# YOUR INSTRUCTIONS
Type the records out again in full, exactly.

--- Start of ITEMS ---

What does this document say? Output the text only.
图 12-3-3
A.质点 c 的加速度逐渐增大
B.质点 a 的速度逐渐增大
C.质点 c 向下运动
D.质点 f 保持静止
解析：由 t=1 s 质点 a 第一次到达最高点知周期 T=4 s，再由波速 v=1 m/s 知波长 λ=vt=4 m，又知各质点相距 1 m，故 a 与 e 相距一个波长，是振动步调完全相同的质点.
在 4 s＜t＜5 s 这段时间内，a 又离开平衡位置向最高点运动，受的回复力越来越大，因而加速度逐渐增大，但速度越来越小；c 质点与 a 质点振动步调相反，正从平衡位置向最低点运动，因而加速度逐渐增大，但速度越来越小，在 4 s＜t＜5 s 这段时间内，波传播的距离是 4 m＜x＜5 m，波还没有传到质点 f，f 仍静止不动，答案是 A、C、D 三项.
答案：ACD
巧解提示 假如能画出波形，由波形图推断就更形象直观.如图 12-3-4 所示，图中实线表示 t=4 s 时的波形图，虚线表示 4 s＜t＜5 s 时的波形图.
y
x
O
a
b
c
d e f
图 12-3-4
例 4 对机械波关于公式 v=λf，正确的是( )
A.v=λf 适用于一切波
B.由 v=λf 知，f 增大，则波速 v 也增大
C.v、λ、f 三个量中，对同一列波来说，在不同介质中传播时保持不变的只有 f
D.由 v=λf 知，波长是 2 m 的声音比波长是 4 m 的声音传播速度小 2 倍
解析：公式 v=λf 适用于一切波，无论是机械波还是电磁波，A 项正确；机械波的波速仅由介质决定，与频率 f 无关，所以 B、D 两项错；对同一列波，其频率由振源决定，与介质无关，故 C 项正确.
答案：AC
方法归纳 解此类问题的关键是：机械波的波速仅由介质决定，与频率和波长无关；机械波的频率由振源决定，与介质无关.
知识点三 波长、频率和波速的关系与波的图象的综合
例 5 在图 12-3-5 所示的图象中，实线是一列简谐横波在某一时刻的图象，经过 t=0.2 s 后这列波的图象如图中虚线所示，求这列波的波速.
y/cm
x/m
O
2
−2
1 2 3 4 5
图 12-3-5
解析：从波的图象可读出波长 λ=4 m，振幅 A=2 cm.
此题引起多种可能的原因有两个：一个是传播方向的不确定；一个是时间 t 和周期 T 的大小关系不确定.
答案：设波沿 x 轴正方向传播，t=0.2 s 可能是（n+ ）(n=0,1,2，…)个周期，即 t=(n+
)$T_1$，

--- End of ITEMS ---

# THE REPLY
What does this document say? Output the text only.
图 12-3-3
A.质点 c 的加速度逐渐增大
B.质点 a 的速度逐渐增大
C.质点 c 向下运动
D.质点 f 保持静止
解析：由 t=1 s 质点 a 第一次到达最高点知周期 T=4 s，再由波速 v=1 m/s 知波长 λ=vt=4 m，又知各质点相距 1 m，故 a 与 e 相距一个波长，是振动步调完全相同的质点.
在 4 s＜t＜5 s 这段时间内，a 又离开平衡位置向最高点运动，受的回复力越来越大，因而加速度逐渐增大，但速度越来越小；c 质点与 a 质点振动步调相反，正从平衡位置向最低点运动，因而加速度逐渐增大，但速度越来越小，在 4 s＜t＜5 s 这段时间内，波传播的距离是 4 m＜x＜5 m，波还没有传到质点 f，f 仍静止不动，答案是 A、C、D 三项.
答案：ACD
巧解提示 假如能画出波形，由波形图推断就更形象直观.如图 12-3-4 所示，图中实线表示 t=4 s 时的波形图，虚线表示 4 s＜t＜5 s 时的波形图.
y
x
O
a
b
c
d e f
图 12-3-4
例 4 对机械波关于公式 v=λf，正确的是( )
A.v=λf 适用于一切波
B.由 v=λf 知，f 增大，则波速 v 也增大
C.v、λ、f 三个量中，对同一列波来说，在不同介质中传播时保持不变的只有 f
D.由 v=λf 知，波长是 2 m 的声音比波长是 4 m 的声音传播速度小 2 倍
解析：公式 v=λf 适用于一切波，无论是机械波还是电磁波，A 项正确；机械波的波速仅由介质决定，与频率 f 无关，所以 B、D 两项错；对同一列波，其频率由振源决定，与介质无关，故 C 项正确.
答案：AC
方法归纳 解此类问题的关键是：机械波的波速仅由介质决定，与频率和波长无关；机械波的频率由振源决定，与介质无关.
知识点三 波长、频率和波速的关系与波的图象的综合
例 5 在图 12-3-5 所示的图象中，实线是一列简谐横波在某一时刻的图象，经过 t=0.2 s 后这列波的图象如图中虚线所示，求这列波的波速.
y/cm
x/m
O
2
−2
1 2 3 4 5
图 12-3-5
解析：从波的图象可读出波长 λ=4 m，振幅 A=2 cm.
此题引起多种可能的原因有两个：一个是传播方向的不确定；一个是时间 t 和周期 T 的大小关系不确定.
答案：设波沿 x 轴正方向传播，t=0.2 s 可能是（n+ ）(n=0,1,2，…)个周期，即 t=(n+
)$T_1$，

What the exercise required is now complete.